# Given request
Go through the listing and write out all of it exactly.

# Dataset
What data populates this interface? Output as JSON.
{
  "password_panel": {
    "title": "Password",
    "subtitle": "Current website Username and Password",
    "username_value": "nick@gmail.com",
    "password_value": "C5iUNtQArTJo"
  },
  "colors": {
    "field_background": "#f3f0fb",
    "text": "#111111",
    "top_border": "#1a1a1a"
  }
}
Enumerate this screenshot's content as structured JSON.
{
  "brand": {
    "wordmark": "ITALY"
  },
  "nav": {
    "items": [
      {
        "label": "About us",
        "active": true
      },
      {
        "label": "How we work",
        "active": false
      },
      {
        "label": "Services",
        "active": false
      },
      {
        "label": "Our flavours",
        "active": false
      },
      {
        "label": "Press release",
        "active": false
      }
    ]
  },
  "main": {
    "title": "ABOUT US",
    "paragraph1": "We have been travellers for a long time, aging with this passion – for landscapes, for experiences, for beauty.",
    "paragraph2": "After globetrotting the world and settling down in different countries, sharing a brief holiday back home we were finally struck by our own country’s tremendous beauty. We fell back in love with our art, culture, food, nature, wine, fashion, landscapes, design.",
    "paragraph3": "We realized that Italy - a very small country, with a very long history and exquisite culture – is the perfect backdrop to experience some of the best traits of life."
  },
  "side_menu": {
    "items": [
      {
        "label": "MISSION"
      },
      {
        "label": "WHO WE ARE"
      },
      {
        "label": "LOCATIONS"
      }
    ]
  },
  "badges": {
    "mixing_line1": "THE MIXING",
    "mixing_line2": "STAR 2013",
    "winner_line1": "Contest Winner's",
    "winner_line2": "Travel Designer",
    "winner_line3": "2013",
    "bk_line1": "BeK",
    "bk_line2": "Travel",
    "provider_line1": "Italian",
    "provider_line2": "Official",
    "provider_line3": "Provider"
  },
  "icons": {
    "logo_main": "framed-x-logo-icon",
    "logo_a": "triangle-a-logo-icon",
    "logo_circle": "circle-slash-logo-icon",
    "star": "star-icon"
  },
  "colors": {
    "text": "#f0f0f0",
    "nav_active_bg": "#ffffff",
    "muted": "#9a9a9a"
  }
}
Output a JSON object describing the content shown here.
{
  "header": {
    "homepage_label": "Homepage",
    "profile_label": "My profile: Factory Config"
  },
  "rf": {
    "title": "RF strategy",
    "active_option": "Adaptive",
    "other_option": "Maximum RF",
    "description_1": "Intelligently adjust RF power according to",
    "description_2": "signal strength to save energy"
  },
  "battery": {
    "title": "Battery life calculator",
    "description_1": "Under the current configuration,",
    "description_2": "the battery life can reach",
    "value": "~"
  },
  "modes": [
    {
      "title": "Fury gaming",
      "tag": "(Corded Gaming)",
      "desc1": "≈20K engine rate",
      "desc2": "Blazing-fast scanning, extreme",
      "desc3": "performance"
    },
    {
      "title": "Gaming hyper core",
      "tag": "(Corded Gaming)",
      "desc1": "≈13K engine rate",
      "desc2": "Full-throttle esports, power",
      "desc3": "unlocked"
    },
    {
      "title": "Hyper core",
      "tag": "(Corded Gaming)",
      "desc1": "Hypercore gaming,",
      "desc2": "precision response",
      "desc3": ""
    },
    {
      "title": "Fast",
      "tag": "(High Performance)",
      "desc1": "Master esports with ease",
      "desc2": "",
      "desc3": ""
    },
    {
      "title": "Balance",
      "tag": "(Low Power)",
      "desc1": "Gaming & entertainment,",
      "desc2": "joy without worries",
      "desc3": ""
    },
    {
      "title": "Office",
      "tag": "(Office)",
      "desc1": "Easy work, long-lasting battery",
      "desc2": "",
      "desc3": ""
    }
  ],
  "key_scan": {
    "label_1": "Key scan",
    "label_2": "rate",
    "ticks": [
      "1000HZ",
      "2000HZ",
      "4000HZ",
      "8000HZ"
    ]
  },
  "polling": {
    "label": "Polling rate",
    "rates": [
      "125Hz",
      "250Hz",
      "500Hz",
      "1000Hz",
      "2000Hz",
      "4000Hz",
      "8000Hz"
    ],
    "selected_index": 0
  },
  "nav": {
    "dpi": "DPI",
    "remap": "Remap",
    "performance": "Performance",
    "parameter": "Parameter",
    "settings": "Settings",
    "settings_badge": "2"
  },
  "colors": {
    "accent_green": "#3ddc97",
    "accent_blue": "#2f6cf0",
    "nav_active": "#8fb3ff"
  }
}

# Solution to the problem
What data populates this interface? Output as JSON.
{
  "password_panel": {
    "title": "Password",
    "subtitle": "Current website Username and Password",
    "username_value": "nick@gmail.com",
    "password_value": "C5iUNtQArTJo"
  },
  "colors": {
    "field_background": "#f3f0fb",
    "text": "#111111",
    "top_border": "#1a1a1a"
  }
}
Enumerate this screenshot's content as structured JSON.
{
  "brand": {
    "wordmark": "ITALY"
  },
  "nav": {
    "items": [
      {
        "label": "About us",
        "active": true
      },
      {
        "label": "How we work",
        "active": false
      },
      {
        "label": "Services",
        "active": false
      },
      {
        "label": "Our flavours",
        "active": false
      },
      {
        "label": "Press release",
        "active": false
      }
    ]
  },
  "main": {
    "title": "ABOUT US",
    "paragraph1": "We have been travellers for a long time, aging with this passion – for landscapes, for experiences, for beauty.",
    "paragraph2": "After globetrotting the world and settling down in different countries, sharing a brief holiday back home we were finally struck by our own country’s tremendous beauty. We fell back in love with our art, culture, food, nature, wine, fashion, landscapes, design.",
    "paragraph3": "We realized that Italy - a very small country, with a very long history and exquisite culture – is the perfect backdrop to experience some of the best traits of life."
  },
  "side_menu": {
    "items": [
      {
        "label": "MISSION"
      },
      {
        "label": "WHO WE ARE"
      },
      {
        "label": "LOCATIONS"
      }
    ]
  },
  "badges": {
    "mixing_line1": "THE MIXING",
    "mixing_line2": "STAR 2013",
    "winner_line1": "Contest Winner's",
    "winner_line2": "Travel Designer",
    "winner_line3": "2013",
    "bk_line1": "BeK",
    "bk_line2": "Travel",
    "provider_line1": "Italian",
    "provider_line2": "Official",
    "provider_line3": "Provider"
  },
  "icons": {
    "logo_main": "framed-x-logo-icon",
    "logo_a": "triangle-a-logo-icon",
    "logo_circle": "circle-slash-logo-icon",
    "star": "star-icon"
  },
  "colors": {
    "text": "#f0f0f0",
    "nav_active_bg": "#ffffff",
    "muted": "#9a9a9a"
  }
}
Output a JSON object describing the content shown here.
{
  "header": {
    "homepage_label": "Homepage",
    "profile_label": "My profile: Factory Config"
  },
  "rf": {
    "title": "RF strategy",
    "active_option": "Adaptive",
    "other_option": "Maximum RF",
    "description_1": "Intelligently adjust RF power according to",
    "description_2": "signal strength to save energy"
  },
  "battery": {
    "title": "Battery life calculator",
    "description_1": "Under the current configuration,",
    "description_2": "the battery life can reach",
    "value": "~"
  },
  "modes": [
    {
      "title": "Fury gaming",
      "tag": "(Corded Gaming)",
      "desc1": "≈20K engine rate",
      "desc2": "Blazing-fast scanning, extreme",
      "desc3": "performance"
    },
    {
      "title": "Gaming hyper core",
      "tag": "(Corded Gaming)",
      "desc1": "≈13K engine rate",
      "desc2": "Full-throttle esports, power",
      "desc3": "unlocked"
    },
    {
      "title": "Hyper core",
      "tag": "(Corded Gaming)",
      "desc1": "Hypercore gaming,",
      "desc2": "precision response",
      "desc3": ""
    },
    {
      "title": "Fast",
      "tag": "(High Performance)",
      "desc1": "Master esports with ease",
      "desc2": "",
      "desc3": ""
    },
    {
      "title": "Balance",
      "tag": "(Low Power)",
      "desc1": "Gaming & entertainment,",
      "desc2": "joy without worries",
      "desc3": ""
    },
    {
      "title": "Office",
      "tag": "(Office)",
      "desc1": "Easy work, long-lasting battery",
      "desc2": "",
      "desc3": ""
    }
  ],
  "key_scan": {
    "label_1": "Key scan",
    "label_2": "rate",
    "ticks": [
      "1000HZ",
      "2000HZ",
      "4000HZ",
      "8000HZ"
    ]
  },
  "polling": {
    "label": "Polling rate",
    "rates": [
      "125Hz",
      "250Hz",
      "500Hz",
      "1000Hz",
      "2000Hz",
      "4000Hz",
      "8000Hz"
    ],
    "selected_index": 0
  },
  "nav": {
    "dpi": "DPI",
    "remap": "Remap",
    "performance": "Performance",
    "parameter": "Parameter",
    "settings": "Settings",
    "settings_badge": "2"
  },
  "colors": {
    "accent_green": "#3ddc97",
    "accent_blue": "#2f6cf0",
    "nav_active": "#8fb3ff"
  }
}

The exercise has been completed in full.